(Dataset entries)
>> start

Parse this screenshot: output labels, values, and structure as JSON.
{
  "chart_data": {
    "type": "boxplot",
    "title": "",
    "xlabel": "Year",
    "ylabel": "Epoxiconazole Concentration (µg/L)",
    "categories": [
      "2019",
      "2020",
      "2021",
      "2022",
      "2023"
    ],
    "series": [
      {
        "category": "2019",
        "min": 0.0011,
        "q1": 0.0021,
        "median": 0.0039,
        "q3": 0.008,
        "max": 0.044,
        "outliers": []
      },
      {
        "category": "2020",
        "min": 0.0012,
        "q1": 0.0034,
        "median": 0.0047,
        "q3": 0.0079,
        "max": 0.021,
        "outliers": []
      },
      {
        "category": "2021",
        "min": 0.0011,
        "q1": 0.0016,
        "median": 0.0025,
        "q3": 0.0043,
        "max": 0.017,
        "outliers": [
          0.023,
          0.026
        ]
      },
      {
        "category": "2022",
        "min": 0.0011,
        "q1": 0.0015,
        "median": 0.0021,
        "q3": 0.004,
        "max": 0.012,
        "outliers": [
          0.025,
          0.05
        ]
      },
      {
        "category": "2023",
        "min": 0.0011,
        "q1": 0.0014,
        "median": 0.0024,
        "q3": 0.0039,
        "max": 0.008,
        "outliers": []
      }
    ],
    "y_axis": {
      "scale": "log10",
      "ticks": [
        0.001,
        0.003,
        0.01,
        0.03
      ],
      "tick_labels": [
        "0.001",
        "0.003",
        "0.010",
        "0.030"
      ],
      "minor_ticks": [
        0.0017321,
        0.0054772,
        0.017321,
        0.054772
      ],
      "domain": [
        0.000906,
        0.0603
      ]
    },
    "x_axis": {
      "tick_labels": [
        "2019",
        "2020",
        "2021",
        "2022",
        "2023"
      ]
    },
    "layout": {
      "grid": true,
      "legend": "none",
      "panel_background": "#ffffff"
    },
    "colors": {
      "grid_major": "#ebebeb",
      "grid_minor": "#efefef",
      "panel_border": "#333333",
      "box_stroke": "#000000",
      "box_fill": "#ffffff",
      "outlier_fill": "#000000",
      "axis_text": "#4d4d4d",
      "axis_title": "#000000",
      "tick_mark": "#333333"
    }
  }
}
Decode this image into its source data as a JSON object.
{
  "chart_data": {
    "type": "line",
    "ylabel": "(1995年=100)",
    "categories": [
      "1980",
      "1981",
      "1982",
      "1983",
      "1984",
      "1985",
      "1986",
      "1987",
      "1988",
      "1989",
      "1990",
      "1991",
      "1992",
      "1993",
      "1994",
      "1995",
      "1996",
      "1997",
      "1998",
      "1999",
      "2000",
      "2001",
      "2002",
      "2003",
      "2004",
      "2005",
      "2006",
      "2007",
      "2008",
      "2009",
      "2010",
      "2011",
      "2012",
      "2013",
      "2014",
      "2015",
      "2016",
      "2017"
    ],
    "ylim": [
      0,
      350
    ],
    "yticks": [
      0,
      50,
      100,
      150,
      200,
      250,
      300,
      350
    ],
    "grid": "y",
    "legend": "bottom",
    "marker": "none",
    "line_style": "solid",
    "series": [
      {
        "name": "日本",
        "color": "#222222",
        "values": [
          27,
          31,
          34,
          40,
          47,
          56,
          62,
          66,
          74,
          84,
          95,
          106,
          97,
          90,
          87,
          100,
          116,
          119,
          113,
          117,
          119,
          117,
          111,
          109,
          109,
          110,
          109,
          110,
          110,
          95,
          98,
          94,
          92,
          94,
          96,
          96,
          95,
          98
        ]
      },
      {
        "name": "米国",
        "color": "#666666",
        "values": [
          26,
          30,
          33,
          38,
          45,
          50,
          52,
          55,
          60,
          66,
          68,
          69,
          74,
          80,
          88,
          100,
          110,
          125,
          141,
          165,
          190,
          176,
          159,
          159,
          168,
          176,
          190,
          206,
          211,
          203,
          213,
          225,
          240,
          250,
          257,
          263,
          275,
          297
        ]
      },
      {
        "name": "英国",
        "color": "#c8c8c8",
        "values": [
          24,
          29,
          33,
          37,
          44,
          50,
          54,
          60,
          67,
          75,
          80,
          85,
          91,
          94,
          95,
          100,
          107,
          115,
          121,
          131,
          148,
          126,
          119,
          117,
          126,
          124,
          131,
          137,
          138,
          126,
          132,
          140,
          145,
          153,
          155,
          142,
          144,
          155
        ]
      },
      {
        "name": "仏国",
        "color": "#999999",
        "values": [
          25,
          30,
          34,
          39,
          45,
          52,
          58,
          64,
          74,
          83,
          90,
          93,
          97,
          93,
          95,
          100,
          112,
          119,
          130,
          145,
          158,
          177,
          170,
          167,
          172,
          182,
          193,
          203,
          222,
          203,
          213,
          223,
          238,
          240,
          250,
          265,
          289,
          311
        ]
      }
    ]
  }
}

>> end

**Problem details:**
Reproduce each line of the material above precisely.

**Exercise result:**
Parse this screenshot: output labels, values, and structure as JSON.
{
  "chart_data": {
    "type": "boxplot",
    "title": "",
    "xlabel": "Year",
    "ylabel": "Epoxiconazole Concentration (µg/L)",
    "categories": [
      "2019",
      "2020",
      "2021",
      "2022",
      "2023"
    ],
    "series": [
      {
        "category": "2019",
        "min": 0.0011,
        "q1": 0.0021,
        "median": 0.0039,
        "q3": 0.008,
        "max": 0.044,
        "outliers": []
      },
      {
        "category": "2020",
        "min": 0.0012,
        "q1": 0.0034,
        "median": 0.0047,
        "q3": 0.0079,
        "max": 0.021,
        "outliers": []
      },
      {
        "category": "2021",
        "min": 0.0011,
        "q1": 0.0016,
        "median": 0.0025,
        "q3": 0.0043,
        "max": 0.017,
        "outliers": [
          0.023,
          0.026
        ]
      },
      {
        "category": "2022",
        "min": 0.0011,
        "q1": 0.0015,
        "median": 0.0021,
        "q3": 0.004,
        "max": 0.012,
        "outliers": [
          0.025,
          0.05
        ]
      },
      {
        "category": "2023",
        "min": 0.0011,
        "q1": 0.0014,
        "median": 0.0024,
        "q3": 0.0039,
        "max": 0.008,
        "outliers": []
      }
    ],
    "y_axis": {
      "scale": "log10",
      "ticks": [
        0.001,
        0.003,
        0.01,
        0.03
      ],
      "tick_labels": [
        "0.001",
        "0.003",
        "0.010",
        "0.030"
      ],
      "minor_ticks": [
        0.0017321,
        0.0054772,
        0.017321,
        0.054772
      ],
      "domain": [
        0.000906,
        0.0603
      ]
    },
    "x_axis": {
      "tick_labels": [
        "2019",
        "2020",
        "2021",
        "2022",
        "2023"
      ]
    },
    "layout": {
      "grid": true,
      "legend": "none",
      "panel_background": "#ffffff"
    },
    "colors": {
      "grid_major": "#ebebeb",
      "grid_minor": "#efefef",
      "panel_border": "#333333",
      "box_stroke": "#000000",
      "box_fill": "#ffffff",
      "outlier_fill": "#000000",
      "axis_text": "#4d4d4d",
      "axis_title": "#000000",
      "tick_mark": "#333333"
    }
  }
}
Decode this image into its source data as a JSON object.
{
  "chart_data": {
    "type": "line",
    "ylabel": "(1995年=100)",
    "categories": [
      "1980",
      "1981",
      "1982",
      "1983",
      "1984",
      "1985",
      "1986",
      "1987",
      "1988",
      "1989",
      "1990",
      "1991",
      "1992",
      "1993",
      "1994",
      "1995",
      "1996",
      "1997",
      "1998",
      "1999",
      "2000",
      "2001",
      "2002",
      "2003",
      "2004",
      "2005",
      "2006",
      "2007",
      "2008",
      "2009",
      "2010",
      "2011",
      "2012",
      "2013",
      "2014",
      "2015",
      "2016",
      "2017"
    ],
    "ylim": [
      0,
      350
    ],
    "yticks": [
      0,
      50,
      100,
      150,
      200,
      250,
      300,
      350
    ],
    "grid": "y",
    "legend": "bottom",
    "marker": "none",
    "line_style": "solid",
    "series": [
      {
        "name": "日本",
        "color": "#222222",
        "values": [
          27,
          31,
          34,
          40,
          47,
          56,
          62,
          66,
          74,
          84,
          95,
          106,
          97,
          90,
          87,
          100,
          116,
          119,
          113,
          117,
          119,
          117,
          111,
          109,
          109,
          110,
          109,
          110,
          110,
          95,
          98,
          94,
          92,
          94,
          96,
          96,
          95,
          98
        ]
      },
      {
        "name": "米国",
        "color": "#666666",
        "values": [
          26,
          30,
          33,
          38,
          45,
          50,
          52,
          55,
          60,
          66,
          68,
          69,
          74,
          80,
          88,
          100,
          110,
          125,
          141,
          165,
          190,
          176,
          159,
          159,
          168,
          176,
          190,
          206,
          211,
          203,
          213,
          225,
          240,
          250,
          257,
          263,
          275,
          297
        ]
      },
      {
        "name": "英国",
        "color": "#c8c8c8",
        "values": [
          24,
          29,
          33,
          37,
          44,
          50,
          54,
          60,
          67,
          75,
          80,
          85,
          91,
          94,
          95,
          100,
          107,
          115,
          121,
          131,
          148,
          126,
          119,
          117,
          126,
          124,
          131,
          137,
          138,
          126,
          132,
          140,
          145,
          153,
          155,
          142,
          144,
          155
        ]
      },
      {
        "name": "仏国",
        "color": "#999999",
        "values": [
          25,
          30,
          34,
          39,
          45,
          52,
          58,
          64,
          74,
          83,
          90,
          93,
          97,
          93,
          95,
          100,
          112,
          119,
          130,
          145,
          158,
          177,
          170,
          167,
          172,
          182,
          193,
          203,
          222,
          203,
          213,
          223,
          238,
          240,
          250,
          265,
          289,
          311
        ]
      }
    ]
  }
}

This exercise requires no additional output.